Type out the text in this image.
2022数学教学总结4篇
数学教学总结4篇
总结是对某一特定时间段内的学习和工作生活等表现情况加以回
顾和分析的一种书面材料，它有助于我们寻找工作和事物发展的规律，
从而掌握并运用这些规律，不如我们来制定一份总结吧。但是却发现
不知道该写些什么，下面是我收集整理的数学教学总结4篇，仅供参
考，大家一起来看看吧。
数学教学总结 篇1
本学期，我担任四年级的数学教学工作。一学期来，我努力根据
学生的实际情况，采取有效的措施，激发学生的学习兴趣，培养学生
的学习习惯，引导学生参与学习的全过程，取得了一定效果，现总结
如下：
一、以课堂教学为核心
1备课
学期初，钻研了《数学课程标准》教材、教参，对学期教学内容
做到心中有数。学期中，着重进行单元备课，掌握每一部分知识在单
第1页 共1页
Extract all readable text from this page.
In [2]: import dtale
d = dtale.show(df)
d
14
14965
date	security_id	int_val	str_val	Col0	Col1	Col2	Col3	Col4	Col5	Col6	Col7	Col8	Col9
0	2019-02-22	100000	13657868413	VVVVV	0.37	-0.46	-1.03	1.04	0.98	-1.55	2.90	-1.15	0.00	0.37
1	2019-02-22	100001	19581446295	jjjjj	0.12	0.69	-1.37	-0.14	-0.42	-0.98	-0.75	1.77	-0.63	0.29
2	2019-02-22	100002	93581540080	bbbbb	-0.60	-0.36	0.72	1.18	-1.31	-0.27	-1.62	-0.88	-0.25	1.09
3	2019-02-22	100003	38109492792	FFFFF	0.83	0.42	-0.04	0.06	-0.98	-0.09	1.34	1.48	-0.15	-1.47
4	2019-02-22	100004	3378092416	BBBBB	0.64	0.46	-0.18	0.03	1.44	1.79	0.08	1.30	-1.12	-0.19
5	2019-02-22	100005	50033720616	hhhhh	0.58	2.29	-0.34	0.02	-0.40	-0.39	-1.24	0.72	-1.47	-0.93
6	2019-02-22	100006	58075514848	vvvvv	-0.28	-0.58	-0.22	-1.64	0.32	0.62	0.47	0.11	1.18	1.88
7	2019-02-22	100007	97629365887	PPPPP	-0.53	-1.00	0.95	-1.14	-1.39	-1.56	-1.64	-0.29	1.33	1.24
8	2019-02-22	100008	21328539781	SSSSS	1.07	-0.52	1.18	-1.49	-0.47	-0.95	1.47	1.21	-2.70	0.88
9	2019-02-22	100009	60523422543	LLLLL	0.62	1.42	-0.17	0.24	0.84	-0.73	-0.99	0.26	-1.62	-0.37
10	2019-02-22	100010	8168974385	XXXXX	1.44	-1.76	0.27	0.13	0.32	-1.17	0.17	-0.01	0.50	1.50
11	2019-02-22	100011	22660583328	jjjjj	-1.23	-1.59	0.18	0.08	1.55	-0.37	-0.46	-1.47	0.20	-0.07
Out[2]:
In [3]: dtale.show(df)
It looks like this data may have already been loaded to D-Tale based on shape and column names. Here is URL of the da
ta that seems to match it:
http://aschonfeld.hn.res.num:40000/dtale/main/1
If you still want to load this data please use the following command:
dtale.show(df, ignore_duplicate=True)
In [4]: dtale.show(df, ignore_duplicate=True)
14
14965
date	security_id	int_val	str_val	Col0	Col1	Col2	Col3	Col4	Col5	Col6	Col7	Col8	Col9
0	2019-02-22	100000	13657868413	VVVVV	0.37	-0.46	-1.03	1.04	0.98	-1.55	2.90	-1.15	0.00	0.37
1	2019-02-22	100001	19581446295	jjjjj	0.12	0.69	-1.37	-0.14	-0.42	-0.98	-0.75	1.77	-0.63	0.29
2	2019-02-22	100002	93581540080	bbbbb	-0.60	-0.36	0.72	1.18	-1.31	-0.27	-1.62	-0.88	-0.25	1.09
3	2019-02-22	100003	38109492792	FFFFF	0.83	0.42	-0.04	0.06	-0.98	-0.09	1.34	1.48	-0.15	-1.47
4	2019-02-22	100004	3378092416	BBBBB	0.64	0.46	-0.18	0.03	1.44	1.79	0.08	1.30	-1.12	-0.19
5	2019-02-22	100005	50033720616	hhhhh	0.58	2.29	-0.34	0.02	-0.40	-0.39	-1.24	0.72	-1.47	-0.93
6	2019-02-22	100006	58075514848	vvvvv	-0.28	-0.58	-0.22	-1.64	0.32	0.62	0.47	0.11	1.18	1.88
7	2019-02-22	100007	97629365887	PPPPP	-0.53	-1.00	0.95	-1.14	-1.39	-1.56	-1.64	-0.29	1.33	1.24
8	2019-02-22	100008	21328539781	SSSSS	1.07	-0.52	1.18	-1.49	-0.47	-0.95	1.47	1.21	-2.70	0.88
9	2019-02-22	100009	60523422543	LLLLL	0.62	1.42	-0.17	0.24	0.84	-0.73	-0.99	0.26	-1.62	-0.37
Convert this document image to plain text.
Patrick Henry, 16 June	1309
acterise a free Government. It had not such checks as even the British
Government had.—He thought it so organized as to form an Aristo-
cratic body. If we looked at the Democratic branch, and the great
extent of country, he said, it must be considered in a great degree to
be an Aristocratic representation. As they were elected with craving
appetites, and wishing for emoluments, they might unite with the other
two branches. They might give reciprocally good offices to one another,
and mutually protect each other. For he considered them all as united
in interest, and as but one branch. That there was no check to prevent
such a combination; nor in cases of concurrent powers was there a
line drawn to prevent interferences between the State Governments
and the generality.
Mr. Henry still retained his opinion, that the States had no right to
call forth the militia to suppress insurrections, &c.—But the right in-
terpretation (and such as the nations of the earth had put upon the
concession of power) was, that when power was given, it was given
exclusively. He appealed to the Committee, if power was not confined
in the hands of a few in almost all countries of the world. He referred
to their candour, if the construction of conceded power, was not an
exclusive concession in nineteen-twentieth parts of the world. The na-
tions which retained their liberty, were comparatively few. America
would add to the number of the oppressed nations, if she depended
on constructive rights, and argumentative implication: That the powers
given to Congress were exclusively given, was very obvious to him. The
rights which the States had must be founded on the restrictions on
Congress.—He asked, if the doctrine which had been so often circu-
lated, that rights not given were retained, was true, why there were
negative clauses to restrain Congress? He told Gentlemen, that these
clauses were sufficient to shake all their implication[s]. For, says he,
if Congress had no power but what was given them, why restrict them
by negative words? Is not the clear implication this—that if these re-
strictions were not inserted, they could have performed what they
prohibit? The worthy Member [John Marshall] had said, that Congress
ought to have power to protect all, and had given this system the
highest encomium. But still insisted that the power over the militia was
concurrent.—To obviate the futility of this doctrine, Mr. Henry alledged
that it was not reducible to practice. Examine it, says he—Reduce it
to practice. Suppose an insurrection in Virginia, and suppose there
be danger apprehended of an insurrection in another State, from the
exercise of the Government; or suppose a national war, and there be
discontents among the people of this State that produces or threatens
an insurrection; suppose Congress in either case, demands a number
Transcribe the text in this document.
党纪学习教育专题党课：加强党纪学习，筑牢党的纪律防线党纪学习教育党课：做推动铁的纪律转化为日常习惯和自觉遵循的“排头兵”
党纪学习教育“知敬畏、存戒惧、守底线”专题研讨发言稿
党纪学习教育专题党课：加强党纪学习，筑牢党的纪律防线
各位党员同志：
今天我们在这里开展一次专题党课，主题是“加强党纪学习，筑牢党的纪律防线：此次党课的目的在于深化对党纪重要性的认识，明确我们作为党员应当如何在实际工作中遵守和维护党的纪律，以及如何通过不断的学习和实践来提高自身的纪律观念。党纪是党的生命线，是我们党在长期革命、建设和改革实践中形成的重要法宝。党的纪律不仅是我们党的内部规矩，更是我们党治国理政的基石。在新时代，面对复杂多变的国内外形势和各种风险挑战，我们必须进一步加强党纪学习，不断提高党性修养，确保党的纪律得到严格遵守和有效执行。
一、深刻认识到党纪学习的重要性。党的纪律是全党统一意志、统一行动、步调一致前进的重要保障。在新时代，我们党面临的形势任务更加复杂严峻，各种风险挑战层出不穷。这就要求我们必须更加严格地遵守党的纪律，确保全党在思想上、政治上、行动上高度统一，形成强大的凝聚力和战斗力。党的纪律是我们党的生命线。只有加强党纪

__Task description__. List each line in the listing that contains the string "image".

__Reply to the exercise__.
Type out the text in this image.
Convert this document image to plain text.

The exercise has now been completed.